[Element and coordinate rows]
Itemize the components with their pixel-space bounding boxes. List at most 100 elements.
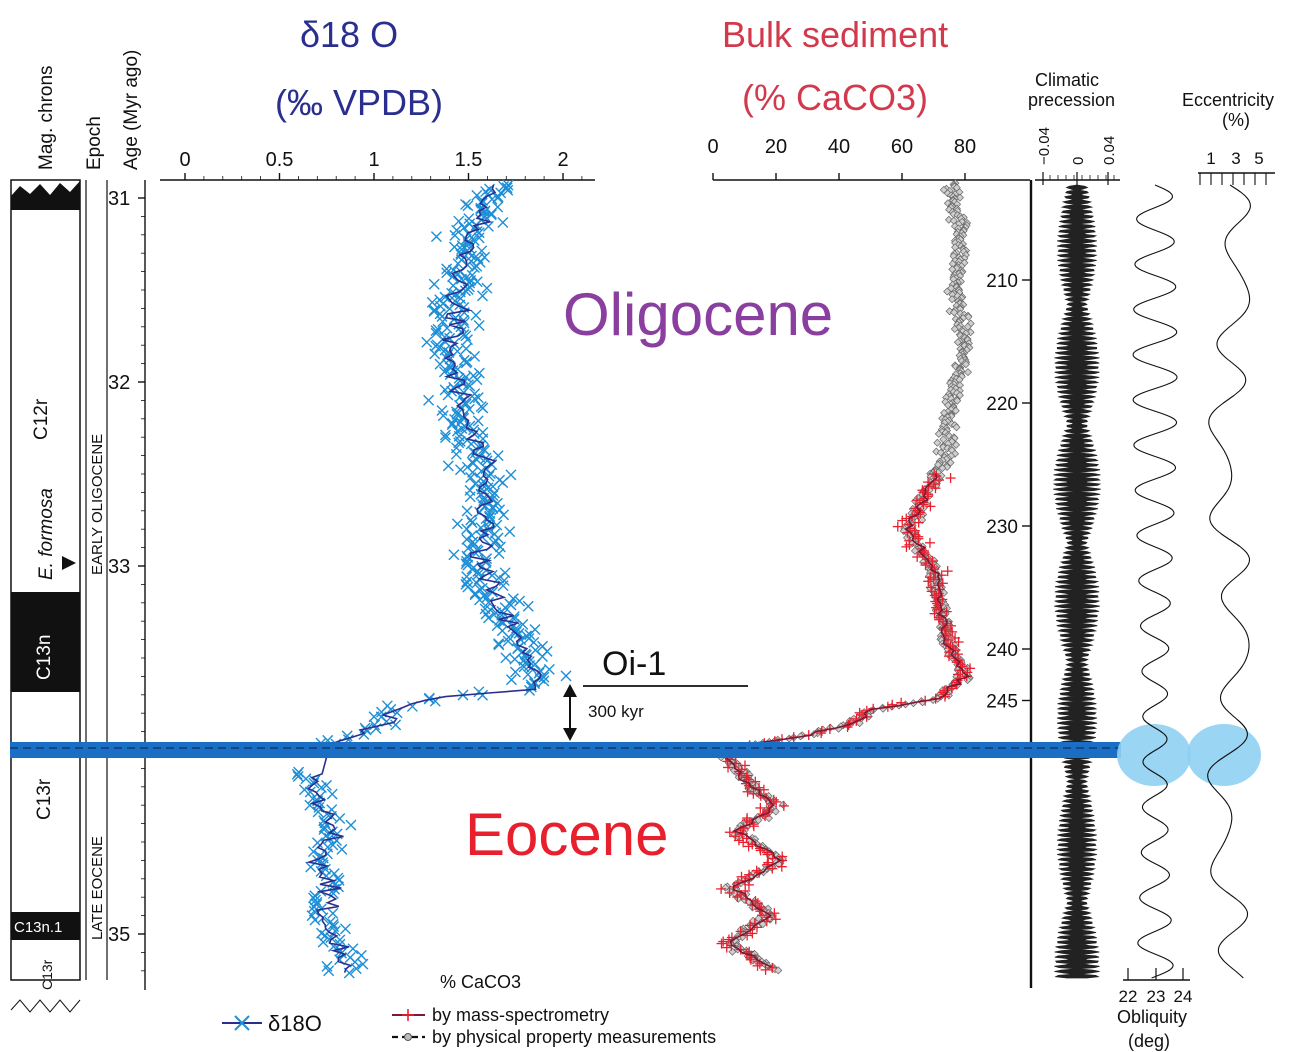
d18o-point [451,518,463,530]
caco3-mass-spec-point [723,762,734,773]
d18o-point [494,541,506,553]
caco3-mass-spec-point [769,908,780,919]
d18o-point [472,415,484,427]
d18o-point [421,336,433,348]
caco3-mass-spec-point [770,914,781,925]
caco3-physical-point [953,338,962,347]
epoch-column: EARLY OLIGOCENE LATE EOCENE [85,180,108,980]
caco3-mass-spec-point [752,960,763,971]
d18o-point [497,216,509,228]
caco3-mass-spec-point [920,560,931,571]
caco3-mass-spec-point [716,883,727,894]
d18o-point [465,514,477,526]
obliquity-tick-label: 22 [1119,987,1138,1006]
d18o-point [493,639,505,651]
caco3-mass-spec-point [915,507,926,518]
caco3-mass-spec-point [756,910,767,921]
d18o-point [509,666,521,678]
d18o-point [434,358,446,370]
caco3-physical-point [963,322,972,331]
age-tick-label: 33 [108,556,130,578]
caco3-mass-spec-point [892,521,903,532]
d18o-point [476,290,488,302]
depth-tick-label: 220 [986,394,1018,415]
caco3-tick-label: 60 [891,136,913,158]
d18o-point [470,309,482,321]
d18o-point [326,788,338,800]
d18o-point [488,487,500,499]
caco3-physical-point [948,265,957,274]
d18o-point [345,819,357,831]
obliquity-axis: 22 23 24 [1119,968,1192,1006]
d18o-point [468,262,480,274]
precession-axis: −0.04 0 0.04 [1035,127,1120,185]
d18o-point [428,278,440,290]
caco3-physical-point [961,360,970,369]
d18o-point [323,832,335,844]
d18o-point [460,357,472,369]
d18o-point [486,569,498,581]
caco3-mass-spec-point [929,469,940,479]
d18o-point [505,599,517,611]
d18o-point [467,536,479,548]
d18o-point [437,410,449,422]
legend-physical-marker [404,1033,412,1041]
d18o-point [502,184,514,196]
caco3-mass-spec-point [743,841,754,852]
d18o-point [439,291,451,303]
eccentricity-highlight [1187,724,1261,786]
d18o-point [347,943,359,955]
d18o-point [491,519,503,531]
d18o-point [560,670,572,682]
chron-label-c13r-bottom: C13r [39,959,55,990]
caco3-mass-spec-point [937,594,948,605]
d18o-point [484,508,496,520]
d18o-point [469,393,481,405]
eccentricity-title-line2: (%) [1222,110,1250,130]
caco3-physical-point [938,464,947,473]
caco3-mass-spec-point [743,879,754,890]
d18o-point [485,207,497,219]
caco3-mass-spec-point [738,837,749,848]
caco3-mass-spec-point [747,928,758,939]
d18o-point [292,771,304,782]
d18o-axis: 0 0.5 1 1.5 2 [160,149,595,181]
d18o-point [472,392,484,404]
caco3-mass-spec-point [913,533,924,544]
caco3-mass-spec-point [716,938,727,949]
d18o-point [339,923,351,935]
d18o-point [461,523,473,535]
d18o-point [423,394,435,406]
d18o-tick-label: 0 [179,149,190,171]
d18o-point [334,812,346,824]
precession-tick-label: 0.04 [1101,136,1118,165]
eocene-label: Eocene [465,801,669,868]
caco3-mass-spec-point [911,495,922,506]
caco3-mass-spec-point [912,551,923,562]
precession-title-line1: Climatic [1035,70,1099,90]
precession-tick-label: 0 [1070,157,1087,165]
precession-tick-label: −0.04 [1036,127,1053,165]
caco3-mass-spec-point [742,786,753,797]
d18o-point [317,936,329,948]
eccentricity-curve [1207,184,1251,979]
caco3-mass-spec-point [778,800,789,811]
caco3-physical-point [956,381,964,390]
chron-box [10,179,81,981]
d18o-point [291,768,303,780]
d18o-point [517,618,529,630]
d18o-point [357,958,369,970]
caco3-axis: 0 20 40 60 80 [707,136,1030,181]
caco3-mass-spec-point [897,515,908,526]
d18o-point [492,450,504,462]
caco3-mass-spec-point [942,566,953,577]
d18o-point [458,222,470,234]
d18o-point [474,594,486,606]
caco3-mass-spec-point [751,865,762,876]
d18o-point [461,533,473,545]
d18o-point [505,674,517,686]
d18o-point [501,182,513,194]
caco3-mass-spec-point [741,772,752,783]
obliquity-title: Obliquity (deg) [1117,1007,1187,1051]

_GIVEN REQUEST_
Print every row above line for line without any changes, but please leave out the pictures.

_FULL RESPONSE_
Itemize the components with their pixel-space bounding boxes. List at most 100 elements.
d18o-point [451,518,463,530]
caco3-mass-spec-point [723,762,734,773]
d18o-point [494,541,506,553]
caco3-mass-spec-point [769,908,780,919]
d18o-point [472,415,484,427]
d18o-point [421,336,433,348]
caco3-mass-spec-point [770,914,781,925]
caco3-physical-point [953,338,962,347]
epoch-column: EARLY OLIGOCENE LATE EOCENE [85,180,108,980]
caco3-mass-spec-point [752,960,763,971]
d18o-point [497,216,509,228]
caco3-mass-spec-point [920,560,931,571]
caco3-mass-spec-point [716,883,727,894]
d18o-point [465,514,477,526]
obliquity-tick-label: 22 [1119,987,1138,1006]
d18o-point [493,639,505,651]
caco3-mass-spec-point [915,507,926,518]
caco3-mass-spec-point [756,910,767,921]
d18o-point [509,666,521,678]
d18o-point [434,358,446,370]
caco3-physical-point [963,322,972,331]
age-tick-label: 33 [108,556,130,578]
caco3-mass-spec-point [892,521,903,532]
d18o-point [476,290,488,302]
depth-tick-label: 220 [986,394,1018,415]
caco3-tick-label: 60 [891,136,913,158]
d18o-point [470,309,482,321]
d18o-point [326,788,338,800]
d18o-point [488,487,500,499]
caco3-physical-point [948,265,957,274]
d18o-point [345,819,357,831]
obliquity-axis: 22 23 24 [1119,968,1192,1006]
d18o-point [468,262,480,274]
precession-axis: −0.04 0 0.04 [1035,127,1120,185]
d18o-point [428,278,440,290]
caco3-physical-point [961,360,970,369]
d18o-point [323,832,335,844]
d18o-point [460,357,472,369]
d18o-point [486,569,498,581]
caco3-mass-spec-point [929,469,940,479]
d18o-point [505,599,517,611]
d18o-point [467,536,479,548]
d18o-point [437,410,449,422]
legend-physical-marker [404,1033,412,1041]
d18o-point [502,184,514,196]
caco3-mass-spec-point [743,841,754,852]
d18o-point [439,291,451,303]
eccentricity-highlight [1187,724,1261,786]
d18o-point [347,943,359,955]
d18o-point [491,519,503,531]
d18o-point [560,670,572,682]
chron-label-c13r-bottom: C13r [39,959,55,990]
caco3-mass-spec-point [937,594,948,605]
d18o-point [484,508,496,520]
d18o-point [469,393,481,405]
eccentricity-title-line2: (%) [1222,110,1250,130]
caco3-physical-point [938,464,947,473]
caco3-mass-spec-point [743,879,754,890]
d18o-point [485,207,497,219]
caco3-mass-spec-point [738,837,749,848]
caco3-mass-spec-point [747,928,758,939]
d18o-point [292,771,304,782]
d18o-axis: 0 0.5 1 1.5 2 [160,149,595,181]
d18o-point [472,392,484,404]
caco3-mass-spec-point [913,533,924,544]
caco3-mass-spec-point [716,938,727,949]
d18o-point [339,923,351,935]
d18o-point [461,523,473,535]
d18o-point [423,394,435,406]
d18o-tick-label: 0 [179,149,190,171]
d18o-point [334,812,346,824]
precession-tick-label: 0.04 [1101,136,1118,165]
eocene-label: Eocene [465,801,669,868]
caco3-mass-spec-point [911,495,922,506]
caco3-mass-spec-point [912,551,923,562]
precession-title-line1: Climatic [1035,70,1099,90]
precession-tick-label: 0 [1070,157,1087,165]
precession-tick-label: −0.04 [1036,127,1053,165]
caco3-mass-spec-point [742,786,753,797]
d18o-point [317,936,329,948]
eccentricity-curve [1207,184,1251,979]
caco3-mass-spec-point [778,800,789,811]
caco3-physical-point [956,381,964,390]
chron-box [10,179,81,981]
d18o-point [291,768,303,780]
d18o-point [517,618,529,630]
d18o-point [357,958,369,970]
caco3-axis: 0 20 40 60 80 [707,136,1030,181]
caco3-mass-spec-point [897,515,908,526]
d18o-point [492,450,504,462]
caco3-mass-spec-point [942,566,953,577]
d18o-point [458,222,470,234]
d18o-point [474,594,486,606]
caco3-mass-spec-point [751,865,762,876]
d18o-point [461,533,473,545]
d18o-point [505,674,517,686]
d18o-point [501,182,513,194]
caco3-mass-spec-point [741,772,752,783]
obliquity-title: Obliquity (deg) [1117,1007,1187,1051]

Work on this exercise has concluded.